- Goal of the exercise: Your task is to filter the data below down to the lines holding "marker".

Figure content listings
● ● ● ● ●
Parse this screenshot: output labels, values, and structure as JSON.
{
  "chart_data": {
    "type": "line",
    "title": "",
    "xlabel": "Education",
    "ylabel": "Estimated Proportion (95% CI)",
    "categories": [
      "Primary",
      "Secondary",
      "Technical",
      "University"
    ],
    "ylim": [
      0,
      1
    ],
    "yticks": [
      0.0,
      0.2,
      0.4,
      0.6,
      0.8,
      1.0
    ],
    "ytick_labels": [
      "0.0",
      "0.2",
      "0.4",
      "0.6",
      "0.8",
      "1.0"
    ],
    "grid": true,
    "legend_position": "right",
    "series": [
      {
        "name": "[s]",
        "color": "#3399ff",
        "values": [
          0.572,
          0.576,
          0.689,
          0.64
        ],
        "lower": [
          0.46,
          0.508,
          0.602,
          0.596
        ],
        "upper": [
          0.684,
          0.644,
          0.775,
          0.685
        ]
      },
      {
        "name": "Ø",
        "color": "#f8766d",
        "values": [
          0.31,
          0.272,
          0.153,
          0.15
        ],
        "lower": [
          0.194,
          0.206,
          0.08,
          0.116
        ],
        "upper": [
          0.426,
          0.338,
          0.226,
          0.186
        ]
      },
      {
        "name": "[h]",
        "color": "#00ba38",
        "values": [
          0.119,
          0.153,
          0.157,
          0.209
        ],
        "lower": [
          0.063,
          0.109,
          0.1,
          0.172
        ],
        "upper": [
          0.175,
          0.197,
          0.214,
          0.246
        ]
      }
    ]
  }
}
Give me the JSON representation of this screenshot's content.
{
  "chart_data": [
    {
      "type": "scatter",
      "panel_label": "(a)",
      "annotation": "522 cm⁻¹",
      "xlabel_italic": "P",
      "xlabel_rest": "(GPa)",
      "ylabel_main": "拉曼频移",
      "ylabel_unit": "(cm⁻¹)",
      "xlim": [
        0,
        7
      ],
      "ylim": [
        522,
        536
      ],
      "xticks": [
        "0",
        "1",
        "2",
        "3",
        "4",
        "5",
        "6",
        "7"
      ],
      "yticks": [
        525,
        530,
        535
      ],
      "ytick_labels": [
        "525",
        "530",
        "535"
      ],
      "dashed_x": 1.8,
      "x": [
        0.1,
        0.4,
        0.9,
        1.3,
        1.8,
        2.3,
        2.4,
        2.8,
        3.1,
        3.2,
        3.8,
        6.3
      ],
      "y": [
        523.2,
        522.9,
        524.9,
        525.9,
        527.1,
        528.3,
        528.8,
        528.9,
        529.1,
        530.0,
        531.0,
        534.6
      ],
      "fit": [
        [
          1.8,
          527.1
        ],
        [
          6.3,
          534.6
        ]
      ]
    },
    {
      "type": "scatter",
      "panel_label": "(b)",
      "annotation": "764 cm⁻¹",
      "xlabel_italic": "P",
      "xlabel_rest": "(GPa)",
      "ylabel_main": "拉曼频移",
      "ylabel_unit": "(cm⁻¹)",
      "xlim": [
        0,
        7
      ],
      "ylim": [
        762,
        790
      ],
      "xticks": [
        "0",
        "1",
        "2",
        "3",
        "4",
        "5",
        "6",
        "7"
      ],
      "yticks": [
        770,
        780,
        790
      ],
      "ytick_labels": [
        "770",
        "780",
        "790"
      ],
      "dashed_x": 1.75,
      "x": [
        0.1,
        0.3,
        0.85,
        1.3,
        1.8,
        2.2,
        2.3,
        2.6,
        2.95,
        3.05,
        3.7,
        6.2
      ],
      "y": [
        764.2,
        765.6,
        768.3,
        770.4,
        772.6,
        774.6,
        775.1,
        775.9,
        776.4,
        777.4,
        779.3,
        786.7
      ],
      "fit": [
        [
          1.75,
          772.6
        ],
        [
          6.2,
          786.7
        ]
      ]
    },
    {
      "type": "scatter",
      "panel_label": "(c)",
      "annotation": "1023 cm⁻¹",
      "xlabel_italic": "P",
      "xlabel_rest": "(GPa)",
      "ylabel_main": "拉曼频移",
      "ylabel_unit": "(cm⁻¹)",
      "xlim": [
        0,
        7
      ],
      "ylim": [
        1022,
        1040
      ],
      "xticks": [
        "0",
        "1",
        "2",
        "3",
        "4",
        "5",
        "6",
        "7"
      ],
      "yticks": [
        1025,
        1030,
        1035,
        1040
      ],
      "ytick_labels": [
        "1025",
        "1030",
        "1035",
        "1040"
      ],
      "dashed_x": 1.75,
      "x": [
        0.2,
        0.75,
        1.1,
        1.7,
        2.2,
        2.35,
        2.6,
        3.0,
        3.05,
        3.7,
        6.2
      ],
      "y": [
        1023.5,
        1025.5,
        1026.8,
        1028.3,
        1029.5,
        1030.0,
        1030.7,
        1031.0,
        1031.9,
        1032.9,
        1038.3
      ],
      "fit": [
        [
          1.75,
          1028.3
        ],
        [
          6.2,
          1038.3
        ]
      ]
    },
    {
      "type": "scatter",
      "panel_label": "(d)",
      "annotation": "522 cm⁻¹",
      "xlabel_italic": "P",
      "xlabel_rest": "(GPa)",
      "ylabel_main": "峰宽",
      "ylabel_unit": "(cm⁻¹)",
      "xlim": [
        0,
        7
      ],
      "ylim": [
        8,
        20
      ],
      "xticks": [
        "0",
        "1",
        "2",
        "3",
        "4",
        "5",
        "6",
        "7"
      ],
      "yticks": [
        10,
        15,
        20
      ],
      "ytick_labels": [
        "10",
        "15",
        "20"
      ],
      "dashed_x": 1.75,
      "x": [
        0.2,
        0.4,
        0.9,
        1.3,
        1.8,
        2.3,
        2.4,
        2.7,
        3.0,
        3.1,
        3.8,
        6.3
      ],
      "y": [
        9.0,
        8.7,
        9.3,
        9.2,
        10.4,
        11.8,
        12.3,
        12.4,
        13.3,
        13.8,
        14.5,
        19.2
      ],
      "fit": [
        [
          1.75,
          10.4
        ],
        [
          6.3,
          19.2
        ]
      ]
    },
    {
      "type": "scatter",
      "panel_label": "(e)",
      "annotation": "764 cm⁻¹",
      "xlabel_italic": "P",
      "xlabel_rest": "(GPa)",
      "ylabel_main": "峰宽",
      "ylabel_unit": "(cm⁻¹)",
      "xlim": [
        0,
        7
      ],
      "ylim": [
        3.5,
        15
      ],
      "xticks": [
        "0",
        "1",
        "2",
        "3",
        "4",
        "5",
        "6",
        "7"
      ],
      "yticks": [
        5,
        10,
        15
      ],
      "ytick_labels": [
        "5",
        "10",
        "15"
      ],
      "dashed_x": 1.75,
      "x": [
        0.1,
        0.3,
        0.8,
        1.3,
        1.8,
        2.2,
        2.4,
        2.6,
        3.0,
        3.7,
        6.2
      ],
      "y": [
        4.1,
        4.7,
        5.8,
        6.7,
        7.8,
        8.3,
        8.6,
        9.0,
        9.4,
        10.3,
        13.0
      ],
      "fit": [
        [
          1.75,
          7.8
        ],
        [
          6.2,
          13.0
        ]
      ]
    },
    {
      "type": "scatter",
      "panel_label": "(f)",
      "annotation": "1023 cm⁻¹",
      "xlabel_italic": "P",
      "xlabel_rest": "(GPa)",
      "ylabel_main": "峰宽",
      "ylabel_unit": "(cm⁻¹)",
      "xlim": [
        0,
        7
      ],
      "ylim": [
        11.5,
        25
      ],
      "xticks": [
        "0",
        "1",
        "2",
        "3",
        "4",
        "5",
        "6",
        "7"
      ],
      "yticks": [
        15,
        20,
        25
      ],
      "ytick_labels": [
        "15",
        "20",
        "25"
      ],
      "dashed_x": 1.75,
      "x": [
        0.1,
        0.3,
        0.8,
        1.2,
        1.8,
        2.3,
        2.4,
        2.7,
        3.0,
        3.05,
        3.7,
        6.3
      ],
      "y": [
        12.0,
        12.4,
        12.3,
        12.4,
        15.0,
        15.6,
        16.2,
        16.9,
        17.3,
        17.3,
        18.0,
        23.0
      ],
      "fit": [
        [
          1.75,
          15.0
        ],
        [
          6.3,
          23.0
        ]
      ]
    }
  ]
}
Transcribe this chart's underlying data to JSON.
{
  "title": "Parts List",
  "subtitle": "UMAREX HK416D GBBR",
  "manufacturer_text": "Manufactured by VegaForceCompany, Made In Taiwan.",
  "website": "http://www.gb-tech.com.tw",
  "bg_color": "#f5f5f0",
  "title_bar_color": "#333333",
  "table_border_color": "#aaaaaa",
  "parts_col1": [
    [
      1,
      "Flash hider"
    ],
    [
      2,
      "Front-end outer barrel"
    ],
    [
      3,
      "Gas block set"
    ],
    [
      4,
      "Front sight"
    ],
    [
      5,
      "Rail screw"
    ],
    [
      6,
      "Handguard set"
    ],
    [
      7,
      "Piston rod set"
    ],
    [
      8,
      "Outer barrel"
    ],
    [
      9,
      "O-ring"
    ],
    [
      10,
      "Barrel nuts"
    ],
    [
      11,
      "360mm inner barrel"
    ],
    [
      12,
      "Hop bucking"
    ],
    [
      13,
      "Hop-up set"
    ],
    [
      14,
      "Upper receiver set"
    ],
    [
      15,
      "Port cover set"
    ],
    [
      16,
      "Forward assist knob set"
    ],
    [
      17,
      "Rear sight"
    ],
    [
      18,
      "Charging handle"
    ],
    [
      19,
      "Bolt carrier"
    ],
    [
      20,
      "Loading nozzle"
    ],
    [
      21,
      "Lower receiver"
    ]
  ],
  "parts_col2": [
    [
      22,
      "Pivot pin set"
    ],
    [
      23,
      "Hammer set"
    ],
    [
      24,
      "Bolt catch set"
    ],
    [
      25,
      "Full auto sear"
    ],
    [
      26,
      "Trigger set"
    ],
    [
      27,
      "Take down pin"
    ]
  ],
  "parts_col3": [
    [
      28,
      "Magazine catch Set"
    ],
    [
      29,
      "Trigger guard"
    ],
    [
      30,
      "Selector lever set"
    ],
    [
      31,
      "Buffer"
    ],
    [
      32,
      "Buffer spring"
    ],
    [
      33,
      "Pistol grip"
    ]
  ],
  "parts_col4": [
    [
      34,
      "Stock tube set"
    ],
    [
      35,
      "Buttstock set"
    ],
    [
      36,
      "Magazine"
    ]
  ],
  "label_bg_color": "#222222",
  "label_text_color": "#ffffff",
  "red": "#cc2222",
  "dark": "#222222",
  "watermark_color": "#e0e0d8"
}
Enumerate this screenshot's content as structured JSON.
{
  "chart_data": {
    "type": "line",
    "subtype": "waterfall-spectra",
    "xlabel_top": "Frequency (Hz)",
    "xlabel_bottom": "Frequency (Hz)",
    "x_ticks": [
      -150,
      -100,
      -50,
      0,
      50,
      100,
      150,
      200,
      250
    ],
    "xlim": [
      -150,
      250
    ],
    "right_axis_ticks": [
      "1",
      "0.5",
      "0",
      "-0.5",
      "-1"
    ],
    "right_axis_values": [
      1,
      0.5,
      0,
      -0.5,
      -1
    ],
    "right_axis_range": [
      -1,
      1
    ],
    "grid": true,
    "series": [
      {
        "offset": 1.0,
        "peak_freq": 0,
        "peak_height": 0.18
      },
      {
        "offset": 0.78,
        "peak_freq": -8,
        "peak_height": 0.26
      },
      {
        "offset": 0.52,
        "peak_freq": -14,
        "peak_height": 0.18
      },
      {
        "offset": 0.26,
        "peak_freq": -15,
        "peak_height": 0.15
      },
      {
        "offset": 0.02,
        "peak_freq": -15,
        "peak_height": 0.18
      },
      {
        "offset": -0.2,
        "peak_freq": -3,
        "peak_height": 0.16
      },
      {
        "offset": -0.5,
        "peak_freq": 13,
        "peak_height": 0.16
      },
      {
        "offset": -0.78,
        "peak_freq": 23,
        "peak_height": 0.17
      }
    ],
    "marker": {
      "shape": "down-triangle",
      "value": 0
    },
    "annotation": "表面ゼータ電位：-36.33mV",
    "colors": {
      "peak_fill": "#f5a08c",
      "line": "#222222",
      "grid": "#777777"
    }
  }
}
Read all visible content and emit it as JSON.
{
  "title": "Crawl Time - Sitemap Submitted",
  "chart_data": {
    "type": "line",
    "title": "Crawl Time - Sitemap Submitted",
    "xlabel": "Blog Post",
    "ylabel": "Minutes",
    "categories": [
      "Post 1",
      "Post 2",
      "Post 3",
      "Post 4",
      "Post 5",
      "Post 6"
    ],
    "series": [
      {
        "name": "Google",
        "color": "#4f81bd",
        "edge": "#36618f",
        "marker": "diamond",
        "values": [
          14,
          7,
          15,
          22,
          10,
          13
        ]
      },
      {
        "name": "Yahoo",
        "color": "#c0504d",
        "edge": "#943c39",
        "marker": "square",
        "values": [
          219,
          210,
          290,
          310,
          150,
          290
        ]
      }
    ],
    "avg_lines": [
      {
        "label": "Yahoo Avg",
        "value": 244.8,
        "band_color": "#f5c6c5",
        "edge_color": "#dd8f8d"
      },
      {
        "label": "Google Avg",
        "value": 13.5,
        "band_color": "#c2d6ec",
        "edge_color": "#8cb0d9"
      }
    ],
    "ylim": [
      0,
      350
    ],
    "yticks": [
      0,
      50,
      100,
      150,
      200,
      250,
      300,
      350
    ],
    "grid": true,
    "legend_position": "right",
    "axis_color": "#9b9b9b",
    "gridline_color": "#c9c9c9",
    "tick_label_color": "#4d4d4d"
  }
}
● ● ● ● ●
- Response for this exercise:
    "marker": {
        "marker": "diamond",
        "marker": "square",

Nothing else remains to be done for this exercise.